◆ SHORT EXERCISE
Below is the data. Give it again, complete and exact.

══ GIVEN DATA ══

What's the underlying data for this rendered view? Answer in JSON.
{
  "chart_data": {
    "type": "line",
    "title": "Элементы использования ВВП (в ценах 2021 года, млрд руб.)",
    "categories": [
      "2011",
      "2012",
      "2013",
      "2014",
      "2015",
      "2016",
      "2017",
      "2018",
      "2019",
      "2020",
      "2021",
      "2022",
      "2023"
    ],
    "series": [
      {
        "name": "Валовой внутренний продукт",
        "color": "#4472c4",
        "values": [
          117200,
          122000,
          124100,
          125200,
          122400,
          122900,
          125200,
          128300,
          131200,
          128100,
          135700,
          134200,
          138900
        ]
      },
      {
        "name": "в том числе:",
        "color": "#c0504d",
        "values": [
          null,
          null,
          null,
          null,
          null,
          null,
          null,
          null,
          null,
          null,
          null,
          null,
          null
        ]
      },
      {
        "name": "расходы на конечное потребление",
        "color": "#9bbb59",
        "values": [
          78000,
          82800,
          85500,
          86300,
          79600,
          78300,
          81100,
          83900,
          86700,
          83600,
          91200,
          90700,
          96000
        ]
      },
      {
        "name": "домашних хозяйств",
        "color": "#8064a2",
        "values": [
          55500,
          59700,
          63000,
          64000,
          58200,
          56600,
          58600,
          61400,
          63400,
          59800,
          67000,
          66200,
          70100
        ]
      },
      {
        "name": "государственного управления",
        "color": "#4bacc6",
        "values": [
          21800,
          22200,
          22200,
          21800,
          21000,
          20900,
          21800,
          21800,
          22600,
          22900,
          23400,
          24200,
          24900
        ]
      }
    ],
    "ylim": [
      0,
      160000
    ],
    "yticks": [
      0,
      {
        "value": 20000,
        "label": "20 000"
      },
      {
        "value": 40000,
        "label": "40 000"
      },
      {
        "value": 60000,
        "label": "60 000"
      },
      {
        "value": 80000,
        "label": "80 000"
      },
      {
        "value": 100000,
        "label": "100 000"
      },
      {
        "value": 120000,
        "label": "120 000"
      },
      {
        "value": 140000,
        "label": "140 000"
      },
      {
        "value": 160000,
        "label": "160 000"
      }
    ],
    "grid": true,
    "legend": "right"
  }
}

═══

◆ RESPONSE
What's the underlying data for this rendered view? Answer in JSON.
{
  "chart_data": {
    "type": "line",
    "title": "Элементы использования ВВП (в ценах 2021 года, млрд руб.)",
    "categories": [
      "2011",
      "2012",
      "2013",
      "2014",
      "2015",
      "2016",
      "2017",
      "2018",
      "2019",
      "2020",
      "2021",
      "2022",
      "2023"
    ],
    "series": [
      {
        "name": "Валовой внутренний продукт",
        "color": "#4472c4",
        "values": [
          117200,
          122000,
          124100,
          125200,
          122400,
          122900,
          125200,
          128300,
          131200,
          128100,
          135700,
          134200,
          138900
        ]
      },
      {
        "name": "в том числе:",
        "color": "#c0504d",
        "values": [
          null,
          null,
          null,
          null,
          null,
          null,
          null,
          null,
          null,
          null,
          null,
          null,
          null
        ]
      },
      {
        "name": "расходы на конечное потребление",
        "color": "#9bbb59",
        "values": [
          78000,
          82800,
          85500,
          86300,
          79600,
          78300,
          81100,
          83900,
          86700,
          83600,
          91200,
          90700,
          96000
        ]
      },
      {
        "name": "домашних хозяйств",
        "color": "#8064a2",
        "values": [
          55500,
          59700,
          63000,
          64000,
          58200,
          56600,
          58600,
          61400,
          63400,
          59800,
          67000,
          66200,
          70100
        ]
      },
      {
        "name": "государственного управления",
        "color": "#4bacc6",
        "values": [
          21800,
          22200,
          22200,
          21800,
          21000,
          20900,
          21800,
          21800,
          22600,
          22900,
          23400,
          24200,
          24900
        ]
      }
    ],
    "ylim": [
      0,
      160000
    ],
    "yticks": [
      0,
      {
        "value": 20000,
        "label": "20 000"
      },
      {
        "value": 40000,
        "label": "40 000"
      },
      {
        "value": 60000,
        "label": "60 000"
      },
      {
        "value": 80000,
        "label": "80 000"
      },
      {
        "value": 100000,
        "label": "100 000"
      },
      {
        "value": 120000,
        "label": "120 000"
      },
      {
        "value": 140000,
        "label": "140 000"
      },
      {
        "value": 160000,
        "label": "160 000"
      }
    ],
    "grid": true,
    "legend": "right"
  }
}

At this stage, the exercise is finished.